WHAT YOU SHOULD DO: Find the lines with "name" in them and copy them out.

>> Begin

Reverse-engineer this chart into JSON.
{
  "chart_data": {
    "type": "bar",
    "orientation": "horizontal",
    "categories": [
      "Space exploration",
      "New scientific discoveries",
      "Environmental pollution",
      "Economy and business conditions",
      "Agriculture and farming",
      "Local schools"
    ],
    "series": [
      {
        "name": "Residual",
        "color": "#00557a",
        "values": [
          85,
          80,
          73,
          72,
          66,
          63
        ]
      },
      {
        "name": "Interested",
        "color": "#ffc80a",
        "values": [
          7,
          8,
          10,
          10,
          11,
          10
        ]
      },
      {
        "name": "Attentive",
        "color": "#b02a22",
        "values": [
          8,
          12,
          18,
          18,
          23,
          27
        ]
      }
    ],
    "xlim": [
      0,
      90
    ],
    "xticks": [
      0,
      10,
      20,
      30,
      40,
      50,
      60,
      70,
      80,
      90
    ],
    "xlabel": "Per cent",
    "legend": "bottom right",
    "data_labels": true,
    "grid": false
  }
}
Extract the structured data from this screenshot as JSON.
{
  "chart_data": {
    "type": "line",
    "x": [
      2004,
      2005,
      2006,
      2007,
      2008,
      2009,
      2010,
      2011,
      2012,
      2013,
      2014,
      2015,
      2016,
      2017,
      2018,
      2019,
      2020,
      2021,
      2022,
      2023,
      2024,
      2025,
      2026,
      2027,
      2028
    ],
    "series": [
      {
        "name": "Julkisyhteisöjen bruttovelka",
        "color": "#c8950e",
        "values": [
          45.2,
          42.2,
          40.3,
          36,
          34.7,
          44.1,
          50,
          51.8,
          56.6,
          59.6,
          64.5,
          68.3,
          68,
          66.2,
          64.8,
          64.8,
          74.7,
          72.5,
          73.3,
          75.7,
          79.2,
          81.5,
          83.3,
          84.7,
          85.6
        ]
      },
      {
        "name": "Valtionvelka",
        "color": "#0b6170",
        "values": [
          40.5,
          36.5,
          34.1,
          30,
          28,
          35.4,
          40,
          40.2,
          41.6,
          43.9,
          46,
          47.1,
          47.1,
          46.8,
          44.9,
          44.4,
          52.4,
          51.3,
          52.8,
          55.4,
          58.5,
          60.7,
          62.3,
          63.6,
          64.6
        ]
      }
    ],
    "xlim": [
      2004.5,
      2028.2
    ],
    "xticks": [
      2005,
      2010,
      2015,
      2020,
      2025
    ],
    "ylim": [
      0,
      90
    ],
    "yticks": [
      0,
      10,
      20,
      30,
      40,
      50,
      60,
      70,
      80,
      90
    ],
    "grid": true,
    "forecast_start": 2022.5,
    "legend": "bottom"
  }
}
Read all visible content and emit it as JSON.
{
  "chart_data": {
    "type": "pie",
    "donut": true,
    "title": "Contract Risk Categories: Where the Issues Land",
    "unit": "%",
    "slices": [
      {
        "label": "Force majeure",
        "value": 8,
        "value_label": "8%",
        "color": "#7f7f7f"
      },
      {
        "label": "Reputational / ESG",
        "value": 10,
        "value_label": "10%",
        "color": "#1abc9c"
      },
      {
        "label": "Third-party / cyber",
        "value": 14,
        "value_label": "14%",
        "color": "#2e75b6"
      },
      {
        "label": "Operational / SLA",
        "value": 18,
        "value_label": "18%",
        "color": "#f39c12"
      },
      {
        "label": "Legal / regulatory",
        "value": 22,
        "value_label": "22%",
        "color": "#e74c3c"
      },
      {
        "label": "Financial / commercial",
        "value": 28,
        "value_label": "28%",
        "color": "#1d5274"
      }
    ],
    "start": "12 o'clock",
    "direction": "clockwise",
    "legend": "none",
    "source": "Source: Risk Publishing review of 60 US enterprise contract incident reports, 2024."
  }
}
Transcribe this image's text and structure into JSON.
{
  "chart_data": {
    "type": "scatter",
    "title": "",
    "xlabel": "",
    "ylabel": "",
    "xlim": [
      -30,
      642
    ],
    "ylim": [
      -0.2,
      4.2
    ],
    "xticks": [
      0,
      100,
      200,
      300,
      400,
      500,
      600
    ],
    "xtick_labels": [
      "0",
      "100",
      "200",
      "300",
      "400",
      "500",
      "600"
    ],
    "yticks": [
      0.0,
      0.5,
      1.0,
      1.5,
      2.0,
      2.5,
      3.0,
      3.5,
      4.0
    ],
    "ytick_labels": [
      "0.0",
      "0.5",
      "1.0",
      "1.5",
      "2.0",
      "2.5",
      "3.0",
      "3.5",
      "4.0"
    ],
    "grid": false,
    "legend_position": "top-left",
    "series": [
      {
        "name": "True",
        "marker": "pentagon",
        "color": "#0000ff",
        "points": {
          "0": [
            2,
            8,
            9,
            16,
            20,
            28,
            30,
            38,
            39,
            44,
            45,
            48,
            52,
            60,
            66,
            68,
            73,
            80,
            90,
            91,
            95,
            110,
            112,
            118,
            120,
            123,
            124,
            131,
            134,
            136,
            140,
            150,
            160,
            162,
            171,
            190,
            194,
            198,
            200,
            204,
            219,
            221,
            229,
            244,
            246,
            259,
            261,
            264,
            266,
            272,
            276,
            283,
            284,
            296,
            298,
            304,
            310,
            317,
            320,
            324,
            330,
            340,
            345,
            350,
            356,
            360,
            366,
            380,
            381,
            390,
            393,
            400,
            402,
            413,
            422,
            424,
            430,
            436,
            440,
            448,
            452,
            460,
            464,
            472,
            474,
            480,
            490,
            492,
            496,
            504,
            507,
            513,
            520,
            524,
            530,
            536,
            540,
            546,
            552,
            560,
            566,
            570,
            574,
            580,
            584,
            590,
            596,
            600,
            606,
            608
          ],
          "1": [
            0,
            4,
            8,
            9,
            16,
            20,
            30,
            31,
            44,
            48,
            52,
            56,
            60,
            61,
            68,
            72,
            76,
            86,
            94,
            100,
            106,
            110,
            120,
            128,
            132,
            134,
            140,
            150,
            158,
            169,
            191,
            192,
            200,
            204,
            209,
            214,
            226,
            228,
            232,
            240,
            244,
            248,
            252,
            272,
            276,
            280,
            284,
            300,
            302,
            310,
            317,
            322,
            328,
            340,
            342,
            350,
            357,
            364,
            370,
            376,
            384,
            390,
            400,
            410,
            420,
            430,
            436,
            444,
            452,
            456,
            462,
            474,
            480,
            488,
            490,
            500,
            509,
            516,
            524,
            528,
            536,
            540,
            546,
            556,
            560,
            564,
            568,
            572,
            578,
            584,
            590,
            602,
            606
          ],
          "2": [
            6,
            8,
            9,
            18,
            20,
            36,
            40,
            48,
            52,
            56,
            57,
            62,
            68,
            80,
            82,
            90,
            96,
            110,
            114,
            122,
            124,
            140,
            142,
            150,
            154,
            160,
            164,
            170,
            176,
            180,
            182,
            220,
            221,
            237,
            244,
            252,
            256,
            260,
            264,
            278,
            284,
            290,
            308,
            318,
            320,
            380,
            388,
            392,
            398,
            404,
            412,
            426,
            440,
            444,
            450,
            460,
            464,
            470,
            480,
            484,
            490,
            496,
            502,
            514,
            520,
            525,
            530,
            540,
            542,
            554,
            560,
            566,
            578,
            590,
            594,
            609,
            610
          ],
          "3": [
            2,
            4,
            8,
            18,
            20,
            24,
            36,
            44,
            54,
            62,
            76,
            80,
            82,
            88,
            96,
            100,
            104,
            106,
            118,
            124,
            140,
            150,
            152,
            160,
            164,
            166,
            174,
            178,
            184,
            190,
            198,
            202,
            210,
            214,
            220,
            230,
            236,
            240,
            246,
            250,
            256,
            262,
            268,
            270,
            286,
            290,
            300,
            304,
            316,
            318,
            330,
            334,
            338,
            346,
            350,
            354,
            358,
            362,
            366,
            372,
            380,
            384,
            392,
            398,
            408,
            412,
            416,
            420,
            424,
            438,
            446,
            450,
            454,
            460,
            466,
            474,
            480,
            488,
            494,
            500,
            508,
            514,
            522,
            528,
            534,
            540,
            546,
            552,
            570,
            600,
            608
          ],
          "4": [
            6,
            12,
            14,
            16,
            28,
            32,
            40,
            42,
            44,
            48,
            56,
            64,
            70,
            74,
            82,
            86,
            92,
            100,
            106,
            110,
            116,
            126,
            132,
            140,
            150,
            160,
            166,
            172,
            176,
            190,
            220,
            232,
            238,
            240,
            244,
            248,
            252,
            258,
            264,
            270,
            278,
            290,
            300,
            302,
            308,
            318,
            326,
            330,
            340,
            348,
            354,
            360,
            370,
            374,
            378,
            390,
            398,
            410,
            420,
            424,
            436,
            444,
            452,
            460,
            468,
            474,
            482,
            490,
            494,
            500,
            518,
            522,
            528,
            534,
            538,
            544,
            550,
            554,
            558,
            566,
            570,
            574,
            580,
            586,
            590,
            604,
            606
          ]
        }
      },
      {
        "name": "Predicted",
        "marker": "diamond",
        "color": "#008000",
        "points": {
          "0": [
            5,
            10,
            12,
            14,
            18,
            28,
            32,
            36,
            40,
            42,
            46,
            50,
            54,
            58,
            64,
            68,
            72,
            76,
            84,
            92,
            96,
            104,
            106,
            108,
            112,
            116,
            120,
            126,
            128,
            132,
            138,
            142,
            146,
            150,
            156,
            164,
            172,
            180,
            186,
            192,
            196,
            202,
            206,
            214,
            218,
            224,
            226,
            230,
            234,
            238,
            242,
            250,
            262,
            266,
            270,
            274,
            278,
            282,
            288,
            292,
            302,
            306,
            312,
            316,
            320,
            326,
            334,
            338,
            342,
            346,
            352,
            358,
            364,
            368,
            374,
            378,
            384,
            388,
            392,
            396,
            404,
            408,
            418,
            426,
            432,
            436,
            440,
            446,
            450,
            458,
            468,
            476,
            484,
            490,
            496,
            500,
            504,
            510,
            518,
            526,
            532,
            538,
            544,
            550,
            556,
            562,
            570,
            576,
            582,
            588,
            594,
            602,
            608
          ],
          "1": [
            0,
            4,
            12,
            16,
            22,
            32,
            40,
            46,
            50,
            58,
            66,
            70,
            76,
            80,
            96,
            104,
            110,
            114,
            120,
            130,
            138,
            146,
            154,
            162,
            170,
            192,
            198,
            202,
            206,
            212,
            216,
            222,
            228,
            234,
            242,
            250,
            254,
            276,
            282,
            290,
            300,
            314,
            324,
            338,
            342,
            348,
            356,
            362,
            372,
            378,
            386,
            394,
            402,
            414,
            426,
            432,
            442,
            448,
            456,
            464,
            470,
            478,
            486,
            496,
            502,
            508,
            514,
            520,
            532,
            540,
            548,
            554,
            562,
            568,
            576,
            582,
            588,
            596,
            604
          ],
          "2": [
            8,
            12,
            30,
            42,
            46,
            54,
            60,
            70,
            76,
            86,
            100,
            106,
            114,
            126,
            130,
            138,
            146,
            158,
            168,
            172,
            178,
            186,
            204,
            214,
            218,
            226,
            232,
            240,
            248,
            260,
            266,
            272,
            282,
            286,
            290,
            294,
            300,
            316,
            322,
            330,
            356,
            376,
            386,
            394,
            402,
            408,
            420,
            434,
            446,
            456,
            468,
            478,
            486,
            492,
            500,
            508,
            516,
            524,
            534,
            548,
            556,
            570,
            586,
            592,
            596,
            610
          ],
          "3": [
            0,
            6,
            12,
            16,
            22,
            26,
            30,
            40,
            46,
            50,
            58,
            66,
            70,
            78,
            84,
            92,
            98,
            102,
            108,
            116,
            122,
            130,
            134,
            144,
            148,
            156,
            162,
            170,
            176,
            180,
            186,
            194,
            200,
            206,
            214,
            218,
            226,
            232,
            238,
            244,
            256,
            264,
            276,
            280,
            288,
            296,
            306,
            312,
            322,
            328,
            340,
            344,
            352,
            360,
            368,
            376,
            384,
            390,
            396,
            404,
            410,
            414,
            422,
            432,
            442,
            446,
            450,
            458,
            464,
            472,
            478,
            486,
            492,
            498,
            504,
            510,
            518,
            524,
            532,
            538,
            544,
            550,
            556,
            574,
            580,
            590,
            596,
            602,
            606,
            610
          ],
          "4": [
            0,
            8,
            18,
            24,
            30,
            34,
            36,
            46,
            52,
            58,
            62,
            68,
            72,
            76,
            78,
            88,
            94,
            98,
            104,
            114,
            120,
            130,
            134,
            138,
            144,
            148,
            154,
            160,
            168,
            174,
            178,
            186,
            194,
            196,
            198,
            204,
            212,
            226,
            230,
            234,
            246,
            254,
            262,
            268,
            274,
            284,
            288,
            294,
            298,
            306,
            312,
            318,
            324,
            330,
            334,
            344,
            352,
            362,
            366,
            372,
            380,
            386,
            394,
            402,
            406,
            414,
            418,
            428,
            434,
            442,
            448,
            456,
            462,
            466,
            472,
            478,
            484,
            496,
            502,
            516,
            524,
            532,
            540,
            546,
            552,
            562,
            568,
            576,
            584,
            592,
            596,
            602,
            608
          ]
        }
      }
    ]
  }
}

>> End

SOLVED EXERCISE:
        "name": "Residual",
        "name": "Interested",
        "name": "Attentive",
        "name": "Julkisyhteisöjen bruttovelka",
        "name": "Valtionvelka",
        "name": "True",
        "name": "Predicted",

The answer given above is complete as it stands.